ЧТО НУЖНО СДЕЛАТЬ:
1 – В каком городе, согласно исходному тексту, Евгений Попов недавно побывал впервые?
2 – Верните без изменений фрагмент исходного текста, который начинается словами «А тело мне сожмут» и продолжается до слов «Свое мятежное безволье.» включительно.

ИСХОДНЫЙ ТЕКСТ:

# # # #

Когда в слова я буквы складывал

И смыслу помогал родиться,

Уже я смутно предугадывал,

Как мной судьба распорядится,

Как я не дорасту до форточки,

А тело мне сожмут поводья,

Как сохраню до смерти черточки

Пугливого простонародья.

Век сумасшедший мне сопутствовал,

Подняв свирепое дреколье,

И в детстве я уже предчувствовал

Свое мятежное безволье.

Но жизнь моя была таинственна,

И жил я, странно понимая,

Что в мире существует истина

Зиждительная, неземная,

И если приходил в отчаянье

От всепобедного развала,

Я радость находил в раскаянье,

И силу слабость мне давала.

Это еще, помимо всего прочего, и замечательная религиозная лирика. И я думаю, именно вот это религиозное особое миро-чувствование Семена Липкина помогло состояться и его поэзии как феномену русской лирики XX в., и способствовало его долгожительству. Спасибо, Семен Израилевич, что Вы существуете.

Евгений Попов

У меня получилось так, что я недавно впервые оказался в Сталинграде. Так вот, и я ходил по этому городу, и все время думал о двух людях, о Липкине и о Гроссмане. Потому что этот город их — они его воспели так, что имена их связаны неразрывно с этим страшным городом. До сих пор страшным.

# # # #

ВЫБРАННЫЕ СТРОКИ:
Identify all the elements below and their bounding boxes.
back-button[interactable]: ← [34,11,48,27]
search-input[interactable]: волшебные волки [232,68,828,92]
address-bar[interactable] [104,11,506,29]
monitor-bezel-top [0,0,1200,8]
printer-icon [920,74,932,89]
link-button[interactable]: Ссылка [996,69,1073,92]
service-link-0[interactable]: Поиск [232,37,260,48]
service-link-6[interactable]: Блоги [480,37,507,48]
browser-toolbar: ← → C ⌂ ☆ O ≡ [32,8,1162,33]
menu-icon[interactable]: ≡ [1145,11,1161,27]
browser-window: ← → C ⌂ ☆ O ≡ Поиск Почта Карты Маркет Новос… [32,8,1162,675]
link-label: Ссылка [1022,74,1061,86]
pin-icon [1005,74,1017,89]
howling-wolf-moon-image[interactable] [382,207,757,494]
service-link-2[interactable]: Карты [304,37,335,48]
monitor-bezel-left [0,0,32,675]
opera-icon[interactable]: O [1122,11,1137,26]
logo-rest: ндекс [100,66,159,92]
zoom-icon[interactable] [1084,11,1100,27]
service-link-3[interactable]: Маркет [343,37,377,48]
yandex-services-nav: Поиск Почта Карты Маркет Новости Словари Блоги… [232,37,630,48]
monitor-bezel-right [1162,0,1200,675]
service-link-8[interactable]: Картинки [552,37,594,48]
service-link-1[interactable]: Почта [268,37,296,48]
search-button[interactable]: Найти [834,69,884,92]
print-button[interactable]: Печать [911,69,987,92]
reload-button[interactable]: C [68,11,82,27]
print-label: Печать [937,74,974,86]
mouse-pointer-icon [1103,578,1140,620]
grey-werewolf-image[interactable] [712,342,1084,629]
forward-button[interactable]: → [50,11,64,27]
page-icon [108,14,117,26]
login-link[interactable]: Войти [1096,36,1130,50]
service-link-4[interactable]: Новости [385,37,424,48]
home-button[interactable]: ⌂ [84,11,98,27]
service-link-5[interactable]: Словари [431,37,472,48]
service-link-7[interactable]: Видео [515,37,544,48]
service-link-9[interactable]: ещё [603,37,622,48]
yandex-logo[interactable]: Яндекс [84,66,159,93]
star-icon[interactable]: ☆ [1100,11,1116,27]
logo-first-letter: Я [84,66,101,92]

# # # #

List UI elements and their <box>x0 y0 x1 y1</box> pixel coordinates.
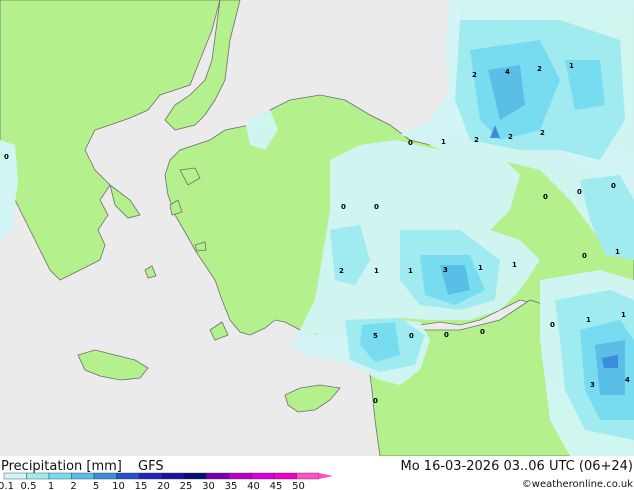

# # # #

ОТВЕТЫ ПО ПОРЯДКУ:
1 – В Сталинграде.

2 –
А тело мне сожмут поводья,

Как сохраню до смерти черточки

Пугливого простонародья.

Век сумасшедший мне сопутствовал,

Подняв свирепое дреколье,

И в детстве я уже предчувствовал

Свое мятежное безволье.